Retype the records below exactly as they appear.
-- Start LISTING --
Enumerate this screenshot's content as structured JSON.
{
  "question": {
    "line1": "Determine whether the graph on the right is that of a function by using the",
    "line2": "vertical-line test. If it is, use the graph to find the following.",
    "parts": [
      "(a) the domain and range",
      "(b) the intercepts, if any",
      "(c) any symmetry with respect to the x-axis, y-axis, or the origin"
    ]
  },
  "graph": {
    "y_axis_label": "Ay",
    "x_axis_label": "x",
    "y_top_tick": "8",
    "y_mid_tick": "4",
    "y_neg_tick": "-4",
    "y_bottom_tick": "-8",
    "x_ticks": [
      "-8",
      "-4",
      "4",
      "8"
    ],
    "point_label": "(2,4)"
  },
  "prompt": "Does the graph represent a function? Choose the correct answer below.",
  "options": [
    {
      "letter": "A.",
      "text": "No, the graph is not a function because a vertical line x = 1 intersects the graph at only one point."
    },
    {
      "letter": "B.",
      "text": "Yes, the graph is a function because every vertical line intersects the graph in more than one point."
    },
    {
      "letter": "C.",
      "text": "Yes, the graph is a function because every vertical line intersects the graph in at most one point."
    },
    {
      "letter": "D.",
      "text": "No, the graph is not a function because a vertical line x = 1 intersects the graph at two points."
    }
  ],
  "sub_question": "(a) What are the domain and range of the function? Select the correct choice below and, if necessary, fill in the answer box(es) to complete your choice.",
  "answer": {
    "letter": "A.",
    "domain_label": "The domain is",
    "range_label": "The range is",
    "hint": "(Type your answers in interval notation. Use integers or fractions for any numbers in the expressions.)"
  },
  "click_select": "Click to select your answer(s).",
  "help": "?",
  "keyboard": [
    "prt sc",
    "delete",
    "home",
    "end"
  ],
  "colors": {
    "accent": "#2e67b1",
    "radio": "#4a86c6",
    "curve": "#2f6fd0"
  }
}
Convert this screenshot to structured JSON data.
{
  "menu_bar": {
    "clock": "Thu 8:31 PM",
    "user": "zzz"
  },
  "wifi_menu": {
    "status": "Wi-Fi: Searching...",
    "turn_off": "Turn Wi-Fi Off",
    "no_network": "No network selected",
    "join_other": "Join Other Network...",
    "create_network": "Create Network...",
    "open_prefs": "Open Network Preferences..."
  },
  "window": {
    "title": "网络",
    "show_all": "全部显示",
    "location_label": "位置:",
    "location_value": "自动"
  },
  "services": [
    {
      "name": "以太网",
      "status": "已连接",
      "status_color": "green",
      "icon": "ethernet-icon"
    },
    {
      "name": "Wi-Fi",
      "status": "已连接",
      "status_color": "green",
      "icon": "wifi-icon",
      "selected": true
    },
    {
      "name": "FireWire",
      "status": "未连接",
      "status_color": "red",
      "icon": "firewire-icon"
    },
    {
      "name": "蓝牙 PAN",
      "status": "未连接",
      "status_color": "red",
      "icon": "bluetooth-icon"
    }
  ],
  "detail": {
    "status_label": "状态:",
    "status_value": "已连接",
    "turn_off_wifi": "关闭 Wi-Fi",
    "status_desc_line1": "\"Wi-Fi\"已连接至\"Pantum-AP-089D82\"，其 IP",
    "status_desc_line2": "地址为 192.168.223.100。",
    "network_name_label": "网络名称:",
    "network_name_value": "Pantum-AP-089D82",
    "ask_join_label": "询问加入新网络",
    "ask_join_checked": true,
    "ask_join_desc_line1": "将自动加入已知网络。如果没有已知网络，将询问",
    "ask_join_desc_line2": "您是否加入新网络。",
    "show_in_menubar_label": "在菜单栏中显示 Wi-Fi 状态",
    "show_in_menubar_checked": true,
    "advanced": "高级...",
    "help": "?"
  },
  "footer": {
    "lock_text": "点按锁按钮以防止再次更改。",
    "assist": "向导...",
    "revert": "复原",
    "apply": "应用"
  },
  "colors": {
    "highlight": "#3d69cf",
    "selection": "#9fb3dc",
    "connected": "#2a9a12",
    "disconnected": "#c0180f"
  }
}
-- End LISTING --
WORKED SOLUTION:
Enumerate this screenshot's content as structured JSON.
{
  "question": {
    "line1": "Determine whether the graph on the right is that of a function by using the",
    "line2": "vertical-line test. If it is, use the graph to find the following.",
    "parts": [
      "(a) the domain and range",
      "(b) the intercepts, if any",
      "(c) any symmetry with respect to the x-axis, y-axis, or the origin"
    ]
  },
  "graph": {
    "y_axis_label": "Ay",
    "x_axis_label": "x",
    "y_top_tick": "8",
    "y_mid_tick": "4",
    "y_neg_tick": "-4",
    "y_bottom_tick": "-8",
    "x_ticks": [
      "-8",
      "-4",
      "4",
      "8"
    ],
    "point_label": "(2,4)"
  },
  "prompt": "Does the graph represent a function? Choose the correct answer below.",
  "options": [
    {
      "letter": "A.",
      "text": "No, the graph is not a function because a vertical line x = 1 intersects the graph at only one point."
    },
    {
      "letter": "B.",
      "text": "Yes, the graph is a function because every vertical line intersects the graph in more than one point."
    },
    {
      "letter": "C.",
      "text": "Yes, the graph is a function because every vertical line intersects the graph in at most one point."
    },
    {
      "letter": "D.",
      "text": "No, the graph is not a function because a vertical line x = 1 intersects the graph at two points."
    }
  ],
  "sub_question": "(a) What are the domain and range of the function? Select the correct choice below and, if necessary, fill in the answer box(es) to complete your choice.",
  "answer": {
    "letter": "A.",
    "domain_label": "The domain is",
    "range_label": "The range is",
    "hint": "(Type your answers in interval notation. Use integers or fractions for any numbers in the expressions.)"
  },
  "click_select": "Click to select your answer(s).",
  "help": "?",
  "keyboard": [
    "prt sc",
    "delete",
    "home",
    "end"
  ],
  "colors": {
    "accent": "#2e67b1",
    "radio": "#4a86c6",
    "curve": "#2f6fd0"
  }
}
Convert this screenshot to structured JSON data.
{
  "menu_bar": {
    "clock": "Thu 8:31 PM",
    "user": "zzz"
  },
  "wifi_menu": {
    "status": "Wi-Fi: Searching...",
    "turn_off": "Turn Wi-Fi Off",
    "no_network": "No network selected",
    "join_other": "Join Other Network...",
    "create_network": "Create Network...",
    "open_prefs": "Open Network Preferences..."
  },
  "window": {
    "title": "网络",
    "show_all": "全部显示",
    "location_label": "位置:",
    "location_value": "自动"
  },
  "services": [
    {
      "name": "以太网",
      "status": "已连接",
      "status_color": "green",
      "icon": "ethernet-icon"
    },
    {
      "name": "Wi-Fi",
      "status": "已连接",
      "status_color": "green",
      "icon": "wifi-icon",
      "selected": true
    },
    {
      "name": "FireWire",
      "status": "未连接",
      "status_color": "red",
      "icon": "firewire-icon"
    },
    {
      "name": "蓝牙 PAN",
      "status": "未连接",
      "status_color": "red",
      "icon": "bluetooth-icon"
    }
  ],
  "detail": {
    "status_label": "状态:",
    "status_value": "已连接",
    "turn_off_wifi": "关闭 Wi-Fi",
    "status_desc_line1": "\"Wi-Fi\"已连接至\"Pantum-AP-089D82\"，其 IP",
    "status_desc_line2": "地址为 192.168.223.100。",
    "network_name_label": "网络名称:",
    "network_name_value": "Pantum-AP-089D82",
    "ask_join_label": "询问加入新网络",
    "ask_join_checked": true,
    "ask_join_desc_line1": "将自动加入已知网络。如果没有已知网络，将询问",
    "ask_join_desc_line2": "您是否加入新网络。",
    "show_in_menubar_label": "在菜单栏中显示 Wi-Fi 状态",
    "show_in_menubar_checked": true,
    "advanced": "高级...",
    "help": "?"
  },
  "footer": {
    "lock_text": "点按锁按钮以防止再次更改。",
    "assist": "向导...",
    "revert": "复原",
    "apply": "应用"
  },
  "colors": {
    "highlight": "#3d69cf",
    "selection": "#9fb3dc",
    "connected": "#2a9a12",
    "disconnected": "#c0180f"
  }
}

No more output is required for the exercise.